--- start Text shown ---

Admission to AHO and successful completion of three years bachelor level studies (180 ECTS).
CAD 2D and 3D (Rhino), Adobe Suite, GIS, animation softwares, hand drawing, model making. Interest and experience in design at the intersections of landscape, urbanism and architecture
Can weather be made?
Ever since the balancing of seasonal differences and geographical allocation of resources has been the driver of cultural intelligence. The creation of microclimates, through modifications of ground, planting and architectures; prolongations of blooming and growing periods; the harvest, storage, and conservation of resources has led to what we call cultural landscapes and practice. Human societies actively manipulate temperature, humidity and air flow. Societies have specific agency in modifying ecological metabolisms. In this web of dependencies water plays a centre role.
Why should it be made in the Oslo Area?
Historically a water-rich area, weather extremes and so-called seasonal abnormalities question the functionality of cultural landscapes present in the Oslo region. While flooding and its impact on traffic, real estate and water quality in intensively used areas start to be addressed in municipal planning, recently occurring droughts shift attention to water supply and agriculture - and with it to the rather extensively used, wider “support” territory. From a weather perspective, the levelling of peaks is a need and calls for new landscapes and architectures.
Greater Oslo is a growing region. With increasing urbanisation, urban-rural relationships are being redefined, often at the cost of landscape heritage. The need to make weather could be taken as a kick-off to re-imagine the region beyond inevitably short-falling city-nature dichotomies.
The heart of the region is the Oslo Fjord. Urbanisation patterns encircle the Inner Fjord, weather stability is provided by its water body. It is itself a product of a changing climate and whilst retreating to its current form it has left behind the fertile sediments of the ancient sea. The Fjord City is always also an agricultural city.
How to act summer, how to walk rain?
In this context, the studio is a call for the imagination of Greater Oslo as an urban-rural pattern in which weather conditions and the mediation of seasonal disparities are consciously designed. It is a call for architectural corner stones and landscape typologies to frame the fjord and its agricultural hinterland as heart of a weather-active and climate-adaptive urbanity. Taking on the mindset of an agronomist cultivating the land for returning yields, and geared to a wide range of actors and stakeholders, the studio will conceive publicly meaningful places, that stitch an idea of region across the sound.

--- end Text shown ---

# To be done
**A.** According to the studio brief, why is the Fjord City always also an agricultural city? Answer in one to three sentences.
**B.** Rewrite the listing from its first line through the line containing "- folder-icon: [25, 283, 40, 297]", replacing "section-link" with "chapter-link" and leaving everything else unchanged.
The listing has no connection to the studio brief.

--- start Data shown ---

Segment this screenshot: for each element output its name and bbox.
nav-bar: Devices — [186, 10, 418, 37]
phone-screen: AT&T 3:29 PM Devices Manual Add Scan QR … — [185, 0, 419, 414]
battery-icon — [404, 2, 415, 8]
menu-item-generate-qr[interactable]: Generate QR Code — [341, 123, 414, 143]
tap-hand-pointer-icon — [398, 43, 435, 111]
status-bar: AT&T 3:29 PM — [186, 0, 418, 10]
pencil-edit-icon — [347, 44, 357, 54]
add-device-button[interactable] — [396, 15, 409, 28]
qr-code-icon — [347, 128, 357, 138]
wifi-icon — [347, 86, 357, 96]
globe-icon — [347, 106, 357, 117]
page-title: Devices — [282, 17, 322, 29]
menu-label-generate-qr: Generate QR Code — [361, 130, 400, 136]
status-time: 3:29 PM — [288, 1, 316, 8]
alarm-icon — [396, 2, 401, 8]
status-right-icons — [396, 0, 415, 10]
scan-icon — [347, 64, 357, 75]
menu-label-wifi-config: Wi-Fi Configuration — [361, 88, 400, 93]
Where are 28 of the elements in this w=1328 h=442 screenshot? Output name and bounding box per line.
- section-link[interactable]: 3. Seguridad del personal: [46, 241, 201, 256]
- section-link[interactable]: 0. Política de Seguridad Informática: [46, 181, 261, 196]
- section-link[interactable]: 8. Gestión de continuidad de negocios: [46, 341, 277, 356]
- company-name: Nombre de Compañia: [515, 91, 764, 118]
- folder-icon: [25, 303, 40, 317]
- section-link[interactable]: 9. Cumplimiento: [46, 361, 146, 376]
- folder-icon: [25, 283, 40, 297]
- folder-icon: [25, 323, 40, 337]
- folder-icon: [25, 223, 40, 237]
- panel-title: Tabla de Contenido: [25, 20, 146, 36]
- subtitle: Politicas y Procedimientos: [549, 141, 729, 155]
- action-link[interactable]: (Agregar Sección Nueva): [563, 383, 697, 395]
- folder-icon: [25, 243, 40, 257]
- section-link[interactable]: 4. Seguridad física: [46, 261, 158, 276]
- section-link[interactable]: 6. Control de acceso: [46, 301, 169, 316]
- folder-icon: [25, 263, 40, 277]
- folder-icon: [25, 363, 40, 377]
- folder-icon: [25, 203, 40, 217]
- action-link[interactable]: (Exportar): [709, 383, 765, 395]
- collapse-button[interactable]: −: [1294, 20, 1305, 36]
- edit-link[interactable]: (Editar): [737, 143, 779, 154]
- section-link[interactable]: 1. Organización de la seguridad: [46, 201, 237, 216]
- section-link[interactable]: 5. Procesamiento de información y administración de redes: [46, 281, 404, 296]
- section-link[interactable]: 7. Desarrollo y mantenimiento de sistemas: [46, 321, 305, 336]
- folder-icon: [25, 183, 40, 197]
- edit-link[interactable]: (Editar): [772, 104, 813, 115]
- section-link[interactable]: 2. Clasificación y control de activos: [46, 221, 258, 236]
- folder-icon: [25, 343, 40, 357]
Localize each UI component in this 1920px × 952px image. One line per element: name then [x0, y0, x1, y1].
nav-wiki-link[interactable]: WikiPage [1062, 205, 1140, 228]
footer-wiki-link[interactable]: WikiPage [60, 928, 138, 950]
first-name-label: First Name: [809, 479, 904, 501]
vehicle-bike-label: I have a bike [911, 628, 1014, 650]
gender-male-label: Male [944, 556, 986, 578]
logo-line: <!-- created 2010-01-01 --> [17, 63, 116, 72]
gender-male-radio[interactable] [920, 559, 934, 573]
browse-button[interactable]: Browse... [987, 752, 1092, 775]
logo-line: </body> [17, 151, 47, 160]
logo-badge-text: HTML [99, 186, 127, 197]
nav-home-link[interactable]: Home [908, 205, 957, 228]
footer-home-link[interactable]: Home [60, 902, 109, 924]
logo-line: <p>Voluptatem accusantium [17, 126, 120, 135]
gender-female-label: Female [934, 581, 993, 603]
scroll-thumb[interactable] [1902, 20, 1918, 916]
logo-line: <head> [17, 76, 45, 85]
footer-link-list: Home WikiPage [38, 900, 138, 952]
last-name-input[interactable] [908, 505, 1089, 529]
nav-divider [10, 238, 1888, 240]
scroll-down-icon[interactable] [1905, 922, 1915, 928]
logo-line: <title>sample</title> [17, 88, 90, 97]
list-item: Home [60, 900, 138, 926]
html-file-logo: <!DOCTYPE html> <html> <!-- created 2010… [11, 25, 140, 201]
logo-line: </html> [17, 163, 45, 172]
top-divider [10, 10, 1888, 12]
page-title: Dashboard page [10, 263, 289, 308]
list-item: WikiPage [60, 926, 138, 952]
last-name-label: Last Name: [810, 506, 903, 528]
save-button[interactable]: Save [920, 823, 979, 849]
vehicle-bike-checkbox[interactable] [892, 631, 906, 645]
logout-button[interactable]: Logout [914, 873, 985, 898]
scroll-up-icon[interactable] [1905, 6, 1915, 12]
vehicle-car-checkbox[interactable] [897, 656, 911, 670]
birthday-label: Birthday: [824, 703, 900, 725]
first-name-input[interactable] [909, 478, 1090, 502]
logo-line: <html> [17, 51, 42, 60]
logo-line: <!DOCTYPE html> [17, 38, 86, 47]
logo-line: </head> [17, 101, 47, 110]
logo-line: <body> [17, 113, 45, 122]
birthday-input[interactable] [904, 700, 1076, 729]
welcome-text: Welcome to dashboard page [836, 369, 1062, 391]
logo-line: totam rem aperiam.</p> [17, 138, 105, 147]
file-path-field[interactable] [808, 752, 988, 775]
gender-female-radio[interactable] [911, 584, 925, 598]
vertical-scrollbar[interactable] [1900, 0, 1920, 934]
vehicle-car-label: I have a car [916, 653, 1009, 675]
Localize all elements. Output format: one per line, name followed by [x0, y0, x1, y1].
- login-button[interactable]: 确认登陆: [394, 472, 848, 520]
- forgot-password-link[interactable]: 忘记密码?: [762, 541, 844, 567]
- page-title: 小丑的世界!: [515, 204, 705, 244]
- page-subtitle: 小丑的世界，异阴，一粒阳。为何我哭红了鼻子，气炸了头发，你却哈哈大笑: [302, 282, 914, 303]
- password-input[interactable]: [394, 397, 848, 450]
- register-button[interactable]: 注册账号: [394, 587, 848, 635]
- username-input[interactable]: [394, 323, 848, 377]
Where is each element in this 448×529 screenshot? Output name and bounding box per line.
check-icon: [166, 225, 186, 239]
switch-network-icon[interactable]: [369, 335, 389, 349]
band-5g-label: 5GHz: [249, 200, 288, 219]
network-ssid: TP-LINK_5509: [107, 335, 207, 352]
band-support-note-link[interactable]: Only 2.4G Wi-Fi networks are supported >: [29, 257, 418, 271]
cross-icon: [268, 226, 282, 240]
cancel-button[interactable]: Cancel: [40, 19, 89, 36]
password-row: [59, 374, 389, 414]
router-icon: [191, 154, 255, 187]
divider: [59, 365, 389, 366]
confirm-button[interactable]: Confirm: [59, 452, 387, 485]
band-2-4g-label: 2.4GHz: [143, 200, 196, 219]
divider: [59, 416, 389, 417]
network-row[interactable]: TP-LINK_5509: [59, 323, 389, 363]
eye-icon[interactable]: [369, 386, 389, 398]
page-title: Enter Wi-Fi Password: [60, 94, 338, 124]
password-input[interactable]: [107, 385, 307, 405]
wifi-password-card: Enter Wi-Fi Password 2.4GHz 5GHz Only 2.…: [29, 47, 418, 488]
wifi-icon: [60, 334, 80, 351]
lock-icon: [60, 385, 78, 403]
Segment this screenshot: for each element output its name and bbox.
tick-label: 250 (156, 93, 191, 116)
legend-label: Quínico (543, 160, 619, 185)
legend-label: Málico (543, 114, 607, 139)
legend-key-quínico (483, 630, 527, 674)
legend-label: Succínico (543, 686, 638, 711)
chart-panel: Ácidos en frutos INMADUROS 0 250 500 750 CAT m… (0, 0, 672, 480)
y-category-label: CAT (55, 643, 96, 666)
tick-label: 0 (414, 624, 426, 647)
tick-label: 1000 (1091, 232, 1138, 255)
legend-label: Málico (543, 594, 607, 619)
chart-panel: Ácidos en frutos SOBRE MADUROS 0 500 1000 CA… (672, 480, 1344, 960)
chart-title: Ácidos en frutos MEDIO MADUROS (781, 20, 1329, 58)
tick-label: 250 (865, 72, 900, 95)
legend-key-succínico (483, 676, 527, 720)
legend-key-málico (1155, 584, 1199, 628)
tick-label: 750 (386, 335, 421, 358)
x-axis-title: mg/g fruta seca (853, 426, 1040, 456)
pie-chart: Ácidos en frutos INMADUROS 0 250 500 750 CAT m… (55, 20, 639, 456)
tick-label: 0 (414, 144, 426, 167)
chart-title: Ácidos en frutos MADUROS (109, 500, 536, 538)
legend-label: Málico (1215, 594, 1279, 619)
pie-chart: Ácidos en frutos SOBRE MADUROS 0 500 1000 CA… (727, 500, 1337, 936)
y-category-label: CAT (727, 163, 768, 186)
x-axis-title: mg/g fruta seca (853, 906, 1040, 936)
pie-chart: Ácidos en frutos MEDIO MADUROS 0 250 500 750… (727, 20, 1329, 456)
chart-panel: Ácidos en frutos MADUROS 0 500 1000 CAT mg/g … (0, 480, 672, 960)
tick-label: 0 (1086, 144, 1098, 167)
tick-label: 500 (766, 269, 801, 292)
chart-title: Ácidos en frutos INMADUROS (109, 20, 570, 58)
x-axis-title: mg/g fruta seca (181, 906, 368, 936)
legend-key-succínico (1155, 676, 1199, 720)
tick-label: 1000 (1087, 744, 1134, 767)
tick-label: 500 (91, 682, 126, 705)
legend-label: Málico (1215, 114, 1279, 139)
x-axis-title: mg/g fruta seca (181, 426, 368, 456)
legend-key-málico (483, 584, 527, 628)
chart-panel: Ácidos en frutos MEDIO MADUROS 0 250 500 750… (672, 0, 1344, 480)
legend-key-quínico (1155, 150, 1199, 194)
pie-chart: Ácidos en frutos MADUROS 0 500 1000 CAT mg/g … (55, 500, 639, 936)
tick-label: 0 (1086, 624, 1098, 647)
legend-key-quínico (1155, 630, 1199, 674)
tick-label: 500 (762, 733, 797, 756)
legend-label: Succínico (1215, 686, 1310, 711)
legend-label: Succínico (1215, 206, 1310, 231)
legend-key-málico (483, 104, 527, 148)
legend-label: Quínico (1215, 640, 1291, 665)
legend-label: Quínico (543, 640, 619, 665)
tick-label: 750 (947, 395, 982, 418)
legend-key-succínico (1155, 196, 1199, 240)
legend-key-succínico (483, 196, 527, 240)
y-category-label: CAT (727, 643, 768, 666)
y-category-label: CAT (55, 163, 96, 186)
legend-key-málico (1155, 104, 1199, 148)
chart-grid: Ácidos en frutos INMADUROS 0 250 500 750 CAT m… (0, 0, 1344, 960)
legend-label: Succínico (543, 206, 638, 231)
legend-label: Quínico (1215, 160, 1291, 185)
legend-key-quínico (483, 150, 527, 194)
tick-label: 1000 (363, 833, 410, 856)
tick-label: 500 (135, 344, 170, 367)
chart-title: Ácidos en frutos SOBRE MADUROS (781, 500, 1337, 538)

--- end Data shown ---

# Per-task outputs
**A.** The Oslo Fjord is itself a product of a changing climate. As it retreated to its current form, it left behind the fertile sediments of the ancient sea.

**B.**
Segment this screenshot: for each element output its name and bbox.
nav-bar: Devices — [186, 10, 418, 37]
phone-screen: AT&T 3:29 PM Devices Manual Add Scan QR … — [185, 0, 419, 414]
battery-icon — [404, 2, 415, 8]
menu-item-generate-qr[interactable]: Generate QR Code — [341, 123, 414, 143]
tap-hand-pointer-icon — [398, 43, 435, 111]
status-bar: AT&T 3:29 PM — [186, 0, 418, 10]
pencil-edit-icon — [347, 44, 357, 54]
add-device-button[interactable] — [396, 15, 409, 28]
qr-code-icon — [347, 128, 357, 138]
wifi-icon — [347, 86, 357, 96]
globe-icon — [347, 106, 357, 117]
page-title: Devices — [282, 17, 322, 29]
menu-label-generate-qr: Generate QR Code — [361, 130, 400, 136]
status-time: 3:29 PM — [288, 1, 316, 8]
alarm-icon — [396, 2, 401, 8]
status-right-icons — [396, 0, 415, 10]
scan-icon — [347, 64, 357, 75]
menu-label-wifi-config: Wi-Fi Configuration — [361, 88, 400, 93]
Where are 28 of the elements in this w=1328 h=442 screenshot? Output name and bounding box per line.
- chapter-link[interactable]: 3. Seguridad del personal: [46, 241, 201, 256]
- chapter-link[interactable]: 0. Política de Seguridad Informática: [46, 181, 261, 196]
- chapter-link[interactable]: 8. Gestión de continuidad de negocios: [46, 341, 277, 356]
- company-name: Nombre de Compañia: [515, 91, 764, 118]
- folder-icon: [25, 303, 40, 317]
- chapter-link[interactable]: 9. Cumplimiento: [46, 361, 146, 376]
- folder-icon: [25, 283, 40, 297]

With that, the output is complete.